_Sezione di testo_.
Camporeale, consigliere Bari
Giovanni Camporeale è consigliere della Città Metropolitana di Bari con delega all’Edilizia scolastica. «Abbiamo indetto per la giornata di lunedì una riunione utile a comprendere quale sia la reale situazione in modo poi da mettere in campo tutte le azioni necessarie a rendere il rientro scolastico tranquillo. Come Città Metropolitana ci occupiamo di 144 edifici scolastici, dieci dei quali sono stati fatti oggetto di riqualificazione energetica coi progetti finanziati da Piano nazionale di ripresa e resilienza. Per gli altri – le parole a proposito di Camporeale – non si può evidentemente pensare a interventi massici con l’utilizzo di macchine per la refrigerazione degli ambienti, fatto salve che in questi edifici sono garantite temperature controllate negli uffici e nei laboratori. È notizia di queste ore che il Ministero dell’Istruzione abbia destinato 20milioni di euro per gli impianti di condizionamento, una cifra che si perde tra le migliaia di scuole attive in Italia». Camporeale aggiunge ancora: «Il dibattito politico e i decisori si devono occupare in maniera concreta della questione attuale in queste settimane, quella di intervenire sulla riapertura delle scuole oggi fissata dalla Regione Puglia per il 17 settembre. Lavorare di concerto tra Ministero, governo regionale e istituzioni scolastiche che pure hanno autonomia – conclude – per garantire un calendario che tenga conto delle situazioni climatiche e delle necessità irrinunciabile di garantire la qualità dell’insegnamento».

_Informazioni_.
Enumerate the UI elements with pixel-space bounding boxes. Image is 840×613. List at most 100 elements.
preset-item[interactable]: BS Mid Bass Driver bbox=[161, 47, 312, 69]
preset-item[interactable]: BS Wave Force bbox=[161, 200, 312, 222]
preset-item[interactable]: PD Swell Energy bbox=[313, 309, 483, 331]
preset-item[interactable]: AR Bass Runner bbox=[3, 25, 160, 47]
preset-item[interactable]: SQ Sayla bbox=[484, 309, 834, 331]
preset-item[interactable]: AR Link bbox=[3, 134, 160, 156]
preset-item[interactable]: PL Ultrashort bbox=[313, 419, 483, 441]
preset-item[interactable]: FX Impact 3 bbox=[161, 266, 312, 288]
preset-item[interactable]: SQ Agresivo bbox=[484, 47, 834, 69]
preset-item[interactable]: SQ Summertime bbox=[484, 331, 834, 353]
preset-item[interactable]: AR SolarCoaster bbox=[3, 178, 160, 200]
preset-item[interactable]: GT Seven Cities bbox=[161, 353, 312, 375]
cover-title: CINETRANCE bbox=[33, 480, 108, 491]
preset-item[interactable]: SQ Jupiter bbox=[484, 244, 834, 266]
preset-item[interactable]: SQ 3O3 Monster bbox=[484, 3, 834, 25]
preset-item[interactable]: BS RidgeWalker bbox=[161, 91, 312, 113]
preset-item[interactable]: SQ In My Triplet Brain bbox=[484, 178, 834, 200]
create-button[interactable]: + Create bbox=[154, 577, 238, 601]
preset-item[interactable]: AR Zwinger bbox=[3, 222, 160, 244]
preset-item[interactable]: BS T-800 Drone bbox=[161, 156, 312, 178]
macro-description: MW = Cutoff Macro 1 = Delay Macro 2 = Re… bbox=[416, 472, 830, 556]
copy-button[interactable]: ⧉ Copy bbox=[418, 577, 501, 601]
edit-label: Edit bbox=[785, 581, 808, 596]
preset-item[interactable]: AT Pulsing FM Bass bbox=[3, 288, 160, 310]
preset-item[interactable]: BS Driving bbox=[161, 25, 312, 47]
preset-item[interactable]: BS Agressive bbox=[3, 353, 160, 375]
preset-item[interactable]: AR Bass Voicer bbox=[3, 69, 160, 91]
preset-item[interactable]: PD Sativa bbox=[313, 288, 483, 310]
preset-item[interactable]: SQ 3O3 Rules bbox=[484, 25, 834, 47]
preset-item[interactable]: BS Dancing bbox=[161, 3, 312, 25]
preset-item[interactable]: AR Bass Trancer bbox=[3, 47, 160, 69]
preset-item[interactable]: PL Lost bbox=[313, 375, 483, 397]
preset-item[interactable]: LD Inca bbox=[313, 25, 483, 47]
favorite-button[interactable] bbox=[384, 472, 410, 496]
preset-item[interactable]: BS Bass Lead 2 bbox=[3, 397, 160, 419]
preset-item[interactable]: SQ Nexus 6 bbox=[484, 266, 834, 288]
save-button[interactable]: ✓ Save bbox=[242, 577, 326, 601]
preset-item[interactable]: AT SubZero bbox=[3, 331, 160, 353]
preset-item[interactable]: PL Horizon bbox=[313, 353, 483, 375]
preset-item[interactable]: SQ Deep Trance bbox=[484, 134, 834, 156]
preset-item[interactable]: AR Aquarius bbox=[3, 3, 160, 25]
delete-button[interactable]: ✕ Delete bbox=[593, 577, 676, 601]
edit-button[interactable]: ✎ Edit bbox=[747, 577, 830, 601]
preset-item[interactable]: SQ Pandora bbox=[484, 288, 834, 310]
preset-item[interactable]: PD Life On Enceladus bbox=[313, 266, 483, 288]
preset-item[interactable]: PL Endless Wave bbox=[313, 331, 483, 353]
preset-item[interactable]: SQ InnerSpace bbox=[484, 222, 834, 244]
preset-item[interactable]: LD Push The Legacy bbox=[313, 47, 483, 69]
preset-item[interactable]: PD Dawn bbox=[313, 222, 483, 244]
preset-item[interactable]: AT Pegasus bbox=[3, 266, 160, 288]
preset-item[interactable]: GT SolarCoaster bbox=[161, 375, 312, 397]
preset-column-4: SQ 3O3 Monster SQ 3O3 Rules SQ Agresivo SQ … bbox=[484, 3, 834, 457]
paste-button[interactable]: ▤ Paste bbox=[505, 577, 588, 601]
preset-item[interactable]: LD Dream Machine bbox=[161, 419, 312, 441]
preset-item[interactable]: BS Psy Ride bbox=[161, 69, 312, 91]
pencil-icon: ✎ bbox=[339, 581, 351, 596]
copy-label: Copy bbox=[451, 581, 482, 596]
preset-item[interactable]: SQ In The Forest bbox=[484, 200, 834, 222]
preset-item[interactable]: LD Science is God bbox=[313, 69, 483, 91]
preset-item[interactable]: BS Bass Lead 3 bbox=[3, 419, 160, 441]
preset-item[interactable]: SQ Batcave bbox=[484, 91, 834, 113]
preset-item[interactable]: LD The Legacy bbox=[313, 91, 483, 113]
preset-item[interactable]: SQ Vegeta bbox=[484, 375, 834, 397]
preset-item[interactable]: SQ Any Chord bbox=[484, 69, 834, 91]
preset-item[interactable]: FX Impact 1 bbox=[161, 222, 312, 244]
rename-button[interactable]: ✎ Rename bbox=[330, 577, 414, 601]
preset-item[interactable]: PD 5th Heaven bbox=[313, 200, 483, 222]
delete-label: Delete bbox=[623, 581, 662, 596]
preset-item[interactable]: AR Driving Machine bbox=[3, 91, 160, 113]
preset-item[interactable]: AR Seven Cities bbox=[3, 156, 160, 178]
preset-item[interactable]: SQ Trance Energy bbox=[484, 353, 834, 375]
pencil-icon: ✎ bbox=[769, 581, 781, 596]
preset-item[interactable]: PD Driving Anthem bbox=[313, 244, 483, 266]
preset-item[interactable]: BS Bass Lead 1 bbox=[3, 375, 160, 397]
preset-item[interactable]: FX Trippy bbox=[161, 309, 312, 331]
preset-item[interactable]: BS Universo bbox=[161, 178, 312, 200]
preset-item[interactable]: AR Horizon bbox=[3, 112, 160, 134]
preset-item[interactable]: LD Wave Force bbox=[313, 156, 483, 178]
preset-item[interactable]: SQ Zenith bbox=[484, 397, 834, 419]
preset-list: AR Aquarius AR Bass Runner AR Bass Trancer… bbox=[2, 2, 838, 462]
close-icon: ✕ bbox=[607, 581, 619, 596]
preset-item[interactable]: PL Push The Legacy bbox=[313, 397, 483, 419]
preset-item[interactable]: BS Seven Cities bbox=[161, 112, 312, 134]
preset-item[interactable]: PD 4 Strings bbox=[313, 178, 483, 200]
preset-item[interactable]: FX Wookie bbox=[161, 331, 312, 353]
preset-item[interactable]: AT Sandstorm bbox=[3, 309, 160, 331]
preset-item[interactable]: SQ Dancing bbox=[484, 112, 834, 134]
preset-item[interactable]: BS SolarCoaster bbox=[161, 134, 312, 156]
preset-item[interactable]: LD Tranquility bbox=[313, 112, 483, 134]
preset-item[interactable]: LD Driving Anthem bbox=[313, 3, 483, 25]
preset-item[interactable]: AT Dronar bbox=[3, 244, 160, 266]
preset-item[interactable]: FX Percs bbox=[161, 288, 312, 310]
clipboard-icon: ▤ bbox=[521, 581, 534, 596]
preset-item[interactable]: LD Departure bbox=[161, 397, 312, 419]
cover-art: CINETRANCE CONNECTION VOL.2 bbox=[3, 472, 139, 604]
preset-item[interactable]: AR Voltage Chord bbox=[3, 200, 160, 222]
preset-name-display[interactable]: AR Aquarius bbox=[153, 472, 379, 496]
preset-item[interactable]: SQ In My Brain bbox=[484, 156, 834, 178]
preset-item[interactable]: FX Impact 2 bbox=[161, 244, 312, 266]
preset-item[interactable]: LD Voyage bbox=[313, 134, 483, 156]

_Compito assegnato_.
Le seguenti affermazioni concordano con il testo su Camporeale? Rispondi sì o no per ciascuna, citando le parole decisive del testo.
1. La Città Metropolitana di Bari si occupa di 144 edifici scolastici.
2. Tutti gli edifici scolastici seguiti dalla Città Metropolitana sono stati riqualificati con i fondi del Piano nazionale di ripresa e resilienza.
3. La riapertura delle scuole è stata fissata dalla Regione Puglia per il 17 settembre.

_Soluzione svolta_.
1. Sì: «Come Città Metropolitana ci occupiamo di 144 edifici scolastici».
2. No: «dieci dei quali sono stati fatti oggetto di riqualificazione energetica coi progetti finanziati da Piano nazionale di ripresa e resilienza».
3. Sì: «la riapertura delle scuole oggi fissata dalla Regione Puglia per il 17 settembre».